> [Job] Reproduce the material in full, exactly as written.

(Records about charts and figures)
►
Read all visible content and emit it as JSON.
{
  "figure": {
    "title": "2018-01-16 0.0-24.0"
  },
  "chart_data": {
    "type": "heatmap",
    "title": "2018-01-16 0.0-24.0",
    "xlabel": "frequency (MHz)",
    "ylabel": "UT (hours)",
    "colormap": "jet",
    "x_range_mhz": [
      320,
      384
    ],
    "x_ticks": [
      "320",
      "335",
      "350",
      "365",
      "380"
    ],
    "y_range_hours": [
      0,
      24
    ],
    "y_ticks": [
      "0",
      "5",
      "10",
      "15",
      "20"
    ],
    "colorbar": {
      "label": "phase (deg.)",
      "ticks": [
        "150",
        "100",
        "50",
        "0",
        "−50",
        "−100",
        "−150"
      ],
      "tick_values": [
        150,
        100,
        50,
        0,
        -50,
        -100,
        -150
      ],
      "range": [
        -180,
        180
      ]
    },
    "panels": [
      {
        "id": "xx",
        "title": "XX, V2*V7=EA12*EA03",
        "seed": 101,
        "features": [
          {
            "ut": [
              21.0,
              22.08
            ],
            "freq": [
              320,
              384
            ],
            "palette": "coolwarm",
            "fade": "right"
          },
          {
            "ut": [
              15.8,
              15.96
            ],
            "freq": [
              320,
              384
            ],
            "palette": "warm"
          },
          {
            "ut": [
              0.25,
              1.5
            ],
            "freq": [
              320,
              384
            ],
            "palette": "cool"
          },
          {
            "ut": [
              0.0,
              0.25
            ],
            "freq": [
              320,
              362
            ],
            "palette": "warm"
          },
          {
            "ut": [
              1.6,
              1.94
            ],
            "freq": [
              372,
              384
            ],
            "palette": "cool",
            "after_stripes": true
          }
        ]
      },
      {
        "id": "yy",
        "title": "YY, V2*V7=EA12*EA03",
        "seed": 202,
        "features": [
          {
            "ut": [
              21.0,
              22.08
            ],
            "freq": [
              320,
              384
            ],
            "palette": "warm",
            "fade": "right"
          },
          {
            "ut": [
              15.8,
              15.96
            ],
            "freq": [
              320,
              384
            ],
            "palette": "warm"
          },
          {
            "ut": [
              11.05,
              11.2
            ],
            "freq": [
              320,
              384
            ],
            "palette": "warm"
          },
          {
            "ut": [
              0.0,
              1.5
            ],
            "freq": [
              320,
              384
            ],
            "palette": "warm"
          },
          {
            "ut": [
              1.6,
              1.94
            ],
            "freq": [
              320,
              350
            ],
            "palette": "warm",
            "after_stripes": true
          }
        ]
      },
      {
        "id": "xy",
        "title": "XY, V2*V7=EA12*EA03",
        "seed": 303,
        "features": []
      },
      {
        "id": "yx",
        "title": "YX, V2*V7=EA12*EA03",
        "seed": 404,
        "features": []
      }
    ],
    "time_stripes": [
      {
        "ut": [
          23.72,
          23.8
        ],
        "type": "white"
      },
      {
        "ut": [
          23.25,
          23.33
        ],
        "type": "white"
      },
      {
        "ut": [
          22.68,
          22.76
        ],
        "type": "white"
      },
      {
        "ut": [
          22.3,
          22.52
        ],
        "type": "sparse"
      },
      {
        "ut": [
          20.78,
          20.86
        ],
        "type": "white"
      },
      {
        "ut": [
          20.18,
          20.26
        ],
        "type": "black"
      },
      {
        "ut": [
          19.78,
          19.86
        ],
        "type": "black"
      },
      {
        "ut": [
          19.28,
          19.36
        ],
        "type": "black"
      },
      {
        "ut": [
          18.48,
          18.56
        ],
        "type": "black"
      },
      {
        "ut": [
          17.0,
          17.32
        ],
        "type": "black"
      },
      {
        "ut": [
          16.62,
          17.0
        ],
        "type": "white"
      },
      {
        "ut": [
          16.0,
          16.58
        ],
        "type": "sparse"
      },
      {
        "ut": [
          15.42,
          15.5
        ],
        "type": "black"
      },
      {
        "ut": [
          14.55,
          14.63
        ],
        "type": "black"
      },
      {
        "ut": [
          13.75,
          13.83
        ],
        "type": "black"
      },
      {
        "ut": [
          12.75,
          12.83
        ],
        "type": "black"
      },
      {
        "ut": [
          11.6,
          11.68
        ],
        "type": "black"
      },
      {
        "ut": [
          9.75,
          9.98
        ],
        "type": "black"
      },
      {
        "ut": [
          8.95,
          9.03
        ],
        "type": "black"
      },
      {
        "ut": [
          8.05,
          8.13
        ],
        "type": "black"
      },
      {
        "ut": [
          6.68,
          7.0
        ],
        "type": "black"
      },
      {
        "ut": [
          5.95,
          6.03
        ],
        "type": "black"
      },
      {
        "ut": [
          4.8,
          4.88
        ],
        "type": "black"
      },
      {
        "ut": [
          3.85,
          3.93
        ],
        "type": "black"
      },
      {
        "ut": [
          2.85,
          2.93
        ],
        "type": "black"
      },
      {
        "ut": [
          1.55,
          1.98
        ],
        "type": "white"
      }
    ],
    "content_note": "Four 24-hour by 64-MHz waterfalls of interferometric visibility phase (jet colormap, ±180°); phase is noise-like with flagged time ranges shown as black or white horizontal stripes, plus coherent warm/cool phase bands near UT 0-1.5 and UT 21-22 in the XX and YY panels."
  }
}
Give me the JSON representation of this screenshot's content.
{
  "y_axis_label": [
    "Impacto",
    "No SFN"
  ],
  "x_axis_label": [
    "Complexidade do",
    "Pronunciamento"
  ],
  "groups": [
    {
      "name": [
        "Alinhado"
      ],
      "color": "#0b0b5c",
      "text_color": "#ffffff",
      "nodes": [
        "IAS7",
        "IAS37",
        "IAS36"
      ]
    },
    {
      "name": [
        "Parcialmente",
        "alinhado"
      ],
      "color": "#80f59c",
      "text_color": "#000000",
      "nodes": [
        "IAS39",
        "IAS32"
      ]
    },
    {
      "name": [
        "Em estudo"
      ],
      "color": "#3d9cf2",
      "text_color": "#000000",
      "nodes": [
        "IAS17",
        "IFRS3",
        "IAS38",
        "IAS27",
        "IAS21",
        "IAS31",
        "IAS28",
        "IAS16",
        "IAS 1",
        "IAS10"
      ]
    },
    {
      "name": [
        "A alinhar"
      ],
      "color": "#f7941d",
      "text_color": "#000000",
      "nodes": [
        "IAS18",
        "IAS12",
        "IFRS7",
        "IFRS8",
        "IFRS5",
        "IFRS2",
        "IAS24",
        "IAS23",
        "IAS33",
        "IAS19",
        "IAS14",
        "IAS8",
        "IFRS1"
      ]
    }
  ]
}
◄
> [Worked solution]
Read all visible content and emit it as JSON.
{
  "figure": {
    "title": "2018-01-16 0.0-24.0"
  },
  "chart_data": {
    "type": "heatmap",
    "title": "2018-01-16 0.0-24.0",
    "xlabel": "frequency (MHz)",
    "ylabel": "UT (hours)",
    "colormap": "jet",
    "x_range_mhz": [
      320,
      384
    ],
    "x_ticks": [
      "320",
      "335",
      "350",
      "365",
      "380"
    ],
    "y_range_hours": [
      0,
      24
    ],
    "y_ticks": [
      "0",
      "5",
      "10",
      "15",
      "20"
    ],
    "colorbar": {
      "label": "phase (deg.)",
      "ticks": [
        "150",
        "100",
        "50",
        "0",
        "−50",
        "−100",
        "−150"
      ],
      "tick_values": [
        150,
        100,
        50,
        0,
        -50,
        -100,
        -150
      ],
      "range": [
        -180,
        180
      ]
    },
    "panels": [
      {
        "id": "xx",
        "title": "XX, V2*V7=EA12*EA03",
        "seed": 101,
        "features": [
          {
            "ut": [
              21.0,
              22.08
            ],
            "freq": [
              320,
              384
            ],
            "palette": "coolwarm",
            "fade": "right"
          },
          {
            "ut": [
              15.8,
              15.96
            ],
            "freq": [
              320,
              384
            ],
            "palette": "warm"
          },
          {
            "ut": [
              0.25,
              1.5
            ],
            "freq": [
              320,
              384
            ],
            "palette": "cool"
          },
          {
            "ut": [
              0.0,
              0.25
            ],
            "freq": [
              320,
              362
            ],
            "palette": "warm"
          },
          {
            "ut": [
              1.6,
              1.94
            ],
            "freq": [
              372,
              384
            ],
            "palette": "cool",
            "after_stripes": true
          }
        ]
      },
      {
        "id": "yy",
        "title": "YY, V2*V7=EA12*EA03",
        "seed": 202,
        "features": [
          {
            "ut": [
              21.0,
              22.08
            ],
            "freq": [
              320,
              384
            ],
            "palette": "warm",
            "fade": "right"
          },
          {
            "ut": [
              15.8,
              15.96
            ],
            "freq": [
              320,
              384
            ],
            "palette": "warm"
          },
          {
            "ut": [
              11.05,
              11.2
            ],
            "freq": [
              320,
              384
            ],
            "palette": "warm"
          },
          {
            "ut": [
              0.0,
              1.5
            ],
            "freq": [
              320,
              384
            ],
            "palette": "warm"
          },
          {
            "ut": [
              1.6,
              1.94
            ],
            "freq": [
              320,
              350
            ],
            "palette": "warm",
            "after_stripes": true
          }
        ]
      },
      {
        "id": "xy",
        "title": "XY, V2*V7=EA12*EA03",
        "seed": 303,
        "features": []
      },
      {
        "id": "yx",
        "title": "YX, V2*V7=EA12*EA03",
        "seed": 404,
        "features": []
      }
    ],
    "time_stripes": [
      {
        "ut": [
          23.72,
          23.8
        ],
        "type": "white"
      },
      {
        "ut": [
          23.25,
          23.33
        ],
        "type": "white"
      },
      {
        "ut": [
          22.68,
          22.76
        ],
        "type": "white"
      },
      {
        "ut": [
          22.3,
          22.52
        ],
        "type": "sparse"
      },
      {
        "ut": [
          20.78,
          20.86
        ],
        "type": "white"
      },
      {
        "ut": [
          20.18,
          20.26
        ],
        "type": "black"
      },
      {
        "ut": [
          19.78,
          19.86
        ],
        "type": "black"
      },
      {
        "ut": [
          19.28,
          19.36
        ],
        "type": "black"
      },
      {
        "ut": [
          18.48,
          18.56
        ],
        "type": "black"
      },
      {
        "ut": [
          17.0,
          17.32
        ],
        "type": "black"
      },
      {
        "ut": [
          16.62,
          17.0
        ],
        "type": "white"
      },
      {
        "ut": [
          16.0,
          16.58
        ],
        "type": "sparse"
      },
      {
        "ut": [
          15.42,
          15.5
        ],
        "type": "black"
      },
      {
        "ut": [
          14.55,
          14.63
        ],
        "type": "black"
      },
      {
        "ut": [
          13.75,
          13.83
        ],
        "type": "black"
      },
      {
        "ut": [
          12.75,
          12.83
        ],
        "type": "black"
      },
      {
        "ut": [
          11.6,
          11.68
        ],
        "type": "black"
      },
      {
        "ut": [
          9.75,
          9.98
        ],
        "type": "black"
      },
      {
        "ut": [
          8.95,
          9.03
        ],
        "type": "black"
      },
      {
        "ut": [
          8.05,
          8.13
        ],
        "type": "black"
      },
      {
        "ut": [
          6.68,
          7.0
        ],
        "type": "black"
      },
      {
        "ut": [
          5.95,
          6.03
        ],
        "type": "black"
      },
      {
        "ut": [
          4.8,
          4.88
        ],
        "type": "black"
      },
      {
        "ut": [
          3.85,
          3.93
        ],
        "type": "black"
      },
      {
        "ut": [
          2.85,
          2.93
        ],
        "type": "black"
      },
      {
        "ut": [
          1.55,
          1.98
        ],
        "type": "white"
      }
    ],
    "content_note": "Four 24-hour by 64-MHz waterfalls of interferometric visibility phase (jet colormap, ±180°); phase is noise-like with flagged time ranges shown as black or white horizontal stripes, plus coherent warm/cool phase bands near UT 0-1.5 and UT 21-22 in the XX and YY panels."
  }
}
Give me the JSON representation of this screenshot's content.
{
  "y_axis_label": [
    "Impacto",
    "No SFN"
  ],
  "x_axis_label": [
    "Complexidade do",
    "Pronunciamento"
  ],
  "groups": [
    {
      "name": [
        "Alinhado"
      ],
      "color": "#0b0b5c",
      "text_color": "#ffffff",
      "nodes": [
        "IAS7",
        "IAS37",
        "IAS36"
      ]
    },
    {
      "name": [
        "Parcialmente",
        "alinhado"
      ],
      "color": "#80f59c",
      "text_color": "#000000",
      "nodes": [
        "IAS39",
        "IAS32"
      ]
    },
    {
      "name": [
        "Em estudo"
      ],
      "color": "#3d9cf2",
      "text_color": "#000000",
      "nodes": [
        "IAS17",
        "IFRS3",
        "IAS38",
        "IAS27",
        "IAS21",
        "IAS31",
        "IAS28",
        "IAS16",
        "IAS 1",
        "IAS10"
      ]
    },
    {
      "name": [
        "A alinhar"
      ],
      "color": "#f7941d",
      "text_color": "#000000",
      "nodes": [
        "IAS18",
        "IAS12",
        "IFRS7",
        "IFRS8",
        "IFRS5",
        "IFRS2",
        "IAS24",
        "IAS23",
        "IAS33",
        "IAS19",
        "IAS14",
        "IAS8",
        "IFRS1"
      ]
    }
  ]
}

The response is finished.